Stated problem —
Below are the records; copy each line in them that holds the word "Ῥώμης".

** Begin Materials provided **

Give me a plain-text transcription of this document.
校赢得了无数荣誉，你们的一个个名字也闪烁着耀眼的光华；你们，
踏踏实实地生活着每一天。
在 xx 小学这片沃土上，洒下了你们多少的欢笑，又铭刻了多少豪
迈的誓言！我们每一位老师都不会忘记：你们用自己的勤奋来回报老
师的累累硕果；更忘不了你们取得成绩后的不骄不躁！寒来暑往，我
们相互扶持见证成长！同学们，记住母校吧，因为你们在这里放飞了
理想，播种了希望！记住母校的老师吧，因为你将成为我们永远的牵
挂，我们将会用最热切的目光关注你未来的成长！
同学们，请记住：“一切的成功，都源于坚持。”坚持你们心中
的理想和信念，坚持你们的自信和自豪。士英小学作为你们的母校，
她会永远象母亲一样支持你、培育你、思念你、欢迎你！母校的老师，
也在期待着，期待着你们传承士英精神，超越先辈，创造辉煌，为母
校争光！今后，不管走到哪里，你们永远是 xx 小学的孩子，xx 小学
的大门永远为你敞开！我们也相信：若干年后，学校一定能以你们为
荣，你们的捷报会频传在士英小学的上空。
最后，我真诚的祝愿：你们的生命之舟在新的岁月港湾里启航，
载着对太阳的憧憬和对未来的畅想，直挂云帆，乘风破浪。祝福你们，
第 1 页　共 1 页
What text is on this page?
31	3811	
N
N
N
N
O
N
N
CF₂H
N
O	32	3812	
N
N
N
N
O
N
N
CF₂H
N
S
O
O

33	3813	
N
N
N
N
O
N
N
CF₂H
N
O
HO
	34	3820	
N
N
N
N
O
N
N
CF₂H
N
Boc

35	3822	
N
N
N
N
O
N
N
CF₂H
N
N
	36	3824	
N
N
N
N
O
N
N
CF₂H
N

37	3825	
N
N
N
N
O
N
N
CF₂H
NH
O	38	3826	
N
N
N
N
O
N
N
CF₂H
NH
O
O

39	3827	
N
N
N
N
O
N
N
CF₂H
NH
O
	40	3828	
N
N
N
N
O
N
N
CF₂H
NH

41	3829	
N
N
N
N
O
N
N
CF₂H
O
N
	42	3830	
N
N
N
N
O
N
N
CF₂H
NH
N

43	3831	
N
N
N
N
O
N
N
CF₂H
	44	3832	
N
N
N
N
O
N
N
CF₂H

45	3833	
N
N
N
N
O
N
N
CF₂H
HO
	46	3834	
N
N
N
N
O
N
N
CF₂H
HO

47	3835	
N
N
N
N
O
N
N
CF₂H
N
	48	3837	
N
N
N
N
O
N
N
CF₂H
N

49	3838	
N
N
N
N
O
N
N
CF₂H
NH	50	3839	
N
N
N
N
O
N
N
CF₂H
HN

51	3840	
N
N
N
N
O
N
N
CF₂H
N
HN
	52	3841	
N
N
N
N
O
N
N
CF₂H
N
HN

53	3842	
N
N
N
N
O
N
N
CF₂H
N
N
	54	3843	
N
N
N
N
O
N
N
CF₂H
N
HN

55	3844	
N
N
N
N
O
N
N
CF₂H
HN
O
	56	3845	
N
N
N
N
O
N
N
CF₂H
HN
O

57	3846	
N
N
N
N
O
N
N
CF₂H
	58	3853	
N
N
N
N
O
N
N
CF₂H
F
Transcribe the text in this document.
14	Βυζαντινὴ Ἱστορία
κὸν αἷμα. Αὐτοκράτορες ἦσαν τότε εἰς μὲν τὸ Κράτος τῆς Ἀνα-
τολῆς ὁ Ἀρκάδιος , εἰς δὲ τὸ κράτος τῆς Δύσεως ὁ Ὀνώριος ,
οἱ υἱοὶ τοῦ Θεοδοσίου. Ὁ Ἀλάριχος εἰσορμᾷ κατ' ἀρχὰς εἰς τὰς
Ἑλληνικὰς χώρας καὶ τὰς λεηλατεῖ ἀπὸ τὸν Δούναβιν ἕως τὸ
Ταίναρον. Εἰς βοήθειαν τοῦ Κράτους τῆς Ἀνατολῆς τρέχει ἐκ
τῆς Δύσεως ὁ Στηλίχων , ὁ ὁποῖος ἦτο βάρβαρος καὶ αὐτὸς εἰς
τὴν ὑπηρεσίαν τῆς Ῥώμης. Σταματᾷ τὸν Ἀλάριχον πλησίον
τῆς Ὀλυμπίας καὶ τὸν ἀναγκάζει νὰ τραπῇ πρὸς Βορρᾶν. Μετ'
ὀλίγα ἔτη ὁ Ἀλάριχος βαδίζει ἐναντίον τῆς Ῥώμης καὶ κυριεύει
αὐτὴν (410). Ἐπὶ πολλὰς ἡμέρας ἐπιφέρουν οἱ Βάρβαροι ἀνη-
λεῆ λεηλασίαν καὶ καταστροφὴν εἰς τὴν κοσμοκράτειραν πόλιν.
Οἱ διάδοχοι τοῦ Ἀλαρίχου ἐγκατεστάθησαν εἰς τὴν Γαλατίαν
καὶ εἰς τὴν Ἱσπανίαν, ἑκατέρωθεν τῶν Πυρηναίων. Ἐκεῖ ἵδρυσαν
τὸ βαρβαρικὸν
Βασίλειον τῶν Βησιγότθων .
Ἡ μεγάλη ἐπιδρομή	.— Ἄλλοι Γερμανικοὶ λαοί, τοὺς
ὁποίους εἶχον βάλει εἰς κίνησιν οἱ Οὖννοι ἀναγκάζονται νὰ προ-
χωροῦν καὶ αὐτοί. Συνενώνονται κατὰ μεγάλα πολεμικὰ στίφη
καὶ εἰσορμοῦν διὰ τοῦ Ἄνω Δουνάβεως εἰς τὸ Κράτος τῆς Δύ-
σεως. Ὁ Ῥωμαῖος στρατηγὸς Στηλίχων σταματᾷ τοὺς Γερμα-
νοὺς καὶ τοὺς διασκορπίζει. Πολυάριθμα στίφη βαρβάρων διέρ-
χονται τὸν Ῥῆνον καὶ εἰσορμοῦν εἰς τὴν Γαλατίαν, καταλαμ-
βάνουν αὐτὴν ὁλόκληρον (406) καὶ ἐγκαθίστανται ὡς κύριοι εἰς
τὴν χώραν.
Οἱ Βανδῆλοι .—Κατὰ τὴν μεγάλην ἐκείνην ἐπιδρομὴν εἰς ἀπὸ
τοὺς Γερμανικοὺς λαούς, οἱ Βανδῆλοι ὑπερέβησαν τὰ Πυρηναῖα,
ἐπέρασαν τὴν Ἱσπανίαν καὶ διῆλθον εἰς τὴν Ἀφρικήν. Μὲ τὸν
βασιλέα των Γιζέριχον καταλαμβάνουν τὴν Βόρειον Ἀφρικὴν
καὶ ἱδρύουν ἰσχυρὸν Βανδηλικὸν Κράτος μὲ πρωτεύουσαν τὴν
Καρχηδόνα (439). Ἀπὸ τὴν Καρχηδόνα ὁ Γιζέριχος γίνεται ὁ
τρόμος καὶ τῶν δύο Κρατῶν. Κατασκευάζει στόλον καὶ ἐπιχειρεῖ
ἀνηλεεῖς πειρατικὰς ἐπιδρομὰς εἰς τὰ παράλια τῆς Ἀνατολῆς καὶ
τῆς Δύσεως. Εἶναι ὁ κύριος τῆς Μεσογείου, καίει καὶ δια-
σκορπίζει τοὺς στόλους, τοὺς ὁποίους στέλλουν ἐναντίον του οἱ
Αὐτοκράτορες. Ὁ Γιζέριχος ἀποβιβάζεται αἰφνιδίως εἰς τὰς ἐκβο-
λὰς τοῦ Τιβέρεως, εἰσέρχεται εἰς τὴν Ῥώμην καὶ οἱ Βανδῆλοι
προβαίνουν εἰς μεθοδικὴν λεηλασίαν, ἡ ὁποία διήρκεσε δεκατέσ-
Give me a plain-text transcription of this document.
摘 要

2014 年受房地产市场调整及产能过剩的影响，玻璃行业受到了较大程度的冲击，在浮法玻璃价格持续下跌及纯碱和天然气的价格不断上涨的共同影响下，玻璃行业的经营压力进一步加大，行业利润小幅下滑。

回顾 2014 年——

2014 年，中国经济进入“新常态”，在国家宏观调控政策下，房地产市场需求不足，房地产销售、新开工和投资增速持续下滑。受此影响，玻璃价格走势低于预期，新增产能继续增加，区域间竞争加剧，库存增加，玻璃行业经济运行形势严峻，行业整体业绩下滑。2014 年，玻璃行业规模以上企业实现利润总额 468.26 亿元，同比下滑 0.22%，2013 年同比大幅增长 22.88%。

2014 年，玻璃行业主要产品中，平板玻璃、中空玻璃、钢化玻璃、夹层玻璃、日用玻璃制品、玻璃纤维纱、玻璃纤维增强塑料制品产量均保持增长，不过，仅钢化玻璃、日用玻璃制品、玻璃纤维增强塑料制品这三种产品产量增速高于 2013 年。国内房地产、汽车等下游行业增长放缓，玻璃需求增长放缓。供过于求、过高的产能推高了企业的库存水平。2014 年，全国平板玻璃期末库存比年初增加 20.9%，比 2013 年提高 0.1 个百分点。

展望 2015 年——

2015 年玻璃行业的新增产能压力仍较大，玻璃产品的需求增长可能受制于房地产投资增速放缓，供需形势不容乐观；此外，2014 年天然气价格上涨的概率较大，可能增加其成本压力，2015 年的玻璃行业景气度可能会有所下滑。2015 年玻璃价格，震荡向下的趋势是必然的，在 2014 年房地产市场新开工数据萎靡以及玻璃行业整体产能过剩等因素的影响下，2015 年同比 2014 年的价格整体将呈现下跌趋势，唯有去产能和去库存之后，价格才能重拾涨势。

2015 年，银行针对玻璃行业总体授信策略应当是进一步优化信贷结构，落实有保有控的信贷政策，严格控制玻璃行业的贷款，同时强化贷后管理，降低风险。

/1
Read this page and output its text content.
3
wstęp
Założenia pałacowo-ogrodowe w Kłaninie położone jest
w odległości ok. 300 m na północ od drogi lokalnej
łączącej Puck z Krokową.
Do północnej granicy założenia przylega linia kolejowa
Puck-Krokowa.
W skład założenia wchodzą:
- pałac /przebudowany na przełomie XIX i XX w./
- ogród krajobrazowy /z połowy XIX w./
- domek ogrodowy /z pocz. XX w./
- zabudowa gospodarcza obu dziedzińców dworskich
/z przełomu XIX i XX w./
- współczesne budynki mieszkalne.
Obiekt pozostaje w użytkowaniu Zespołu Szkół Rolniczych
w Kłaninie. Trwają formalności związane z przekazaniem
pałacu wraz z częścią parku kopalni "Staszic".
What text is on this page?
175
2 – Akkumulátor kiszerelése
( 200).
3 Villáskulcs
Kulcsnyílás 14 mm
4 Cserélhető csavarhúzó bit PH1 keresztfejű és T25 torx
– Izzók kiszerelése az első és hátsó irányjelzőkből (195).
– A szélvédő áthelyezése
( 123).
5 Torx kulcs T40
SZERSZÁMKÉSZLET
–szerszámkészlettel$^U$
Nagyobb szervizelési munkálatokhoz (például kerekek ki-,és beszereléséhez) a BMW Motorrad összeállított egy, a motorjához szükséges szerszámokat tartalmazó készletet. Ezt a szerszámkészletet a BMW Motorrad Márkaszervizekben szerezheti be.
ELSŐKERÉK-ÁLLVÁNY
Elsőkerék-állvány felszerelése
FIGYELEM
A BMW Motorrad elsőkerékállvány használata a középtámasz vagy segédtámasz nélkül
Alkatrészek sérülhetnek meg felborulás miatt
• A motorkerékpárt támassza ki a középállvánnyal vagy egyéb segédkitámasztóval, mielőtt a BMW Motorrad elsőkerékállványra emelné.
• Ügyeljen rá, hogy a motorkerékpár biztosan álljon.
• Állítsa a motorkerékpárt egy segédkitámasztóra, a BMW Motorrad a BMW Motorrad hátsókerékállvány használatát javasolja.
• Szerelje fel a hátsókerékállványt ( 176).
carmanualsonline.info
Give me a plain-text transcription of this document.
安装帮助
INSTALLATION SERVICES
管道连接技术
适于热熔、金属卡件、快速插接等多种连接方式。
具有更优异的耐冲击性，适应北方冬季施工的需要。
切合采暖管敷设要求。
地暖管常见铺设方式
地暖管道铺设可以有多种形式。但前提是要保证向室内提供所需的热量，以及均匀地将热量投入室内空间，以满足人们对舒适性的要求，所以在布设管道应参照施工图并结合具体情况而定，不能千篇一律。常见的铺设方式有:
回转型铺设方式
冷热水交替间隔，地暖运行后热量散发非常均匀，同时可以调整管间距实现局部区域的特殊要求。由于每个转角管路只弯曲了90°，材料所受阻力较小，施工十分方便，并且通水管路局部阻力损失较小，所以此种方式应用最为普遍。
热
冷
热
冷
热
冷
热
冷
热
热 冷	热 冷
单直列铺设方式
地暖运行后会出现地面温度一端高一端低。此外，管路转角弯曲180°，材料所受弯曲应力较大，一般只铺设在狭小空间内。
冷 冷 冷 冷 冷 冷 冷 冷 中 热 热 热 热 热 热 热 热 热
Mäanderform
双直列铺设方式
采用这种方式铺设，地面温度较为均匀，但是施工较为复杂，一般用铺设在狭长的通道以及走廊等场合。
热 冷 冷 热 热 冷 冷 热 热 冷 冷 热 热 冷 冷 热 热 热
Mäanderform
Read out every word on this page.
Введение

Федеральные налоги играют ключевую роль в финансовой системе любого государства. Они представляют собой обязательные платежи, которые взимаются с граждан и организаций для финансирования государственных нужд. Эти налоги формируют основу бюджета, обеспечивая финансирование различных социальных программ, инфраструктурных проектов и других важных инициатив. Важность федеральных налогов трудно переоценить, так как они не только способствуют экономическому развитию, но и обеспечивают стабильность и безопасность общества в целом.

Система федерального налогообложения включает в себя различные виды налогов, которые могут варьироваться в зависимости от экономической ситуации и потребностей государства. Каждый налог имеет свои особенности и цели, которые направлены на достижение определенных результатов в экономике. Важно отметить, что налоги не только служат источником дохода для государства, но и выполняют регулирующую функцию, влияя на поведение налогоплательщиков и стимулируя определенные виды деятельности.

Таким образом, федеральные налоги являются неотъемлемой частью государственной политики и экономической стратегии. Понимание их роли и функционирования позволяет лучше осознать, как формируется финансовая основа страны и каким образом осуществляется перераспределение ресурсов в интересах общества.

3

** End Materials provided **

Response —
τὴν ὑπηρεσίαν τῆς Ῥώμης. Σταματᾷ τὸν Ἀλάριχον πλησίον
ὀλίγα ἔτη ὁ Ἀλάριχος βαδίζει ἐναντίον τῆς Ῥώμης καὶ κυριεύει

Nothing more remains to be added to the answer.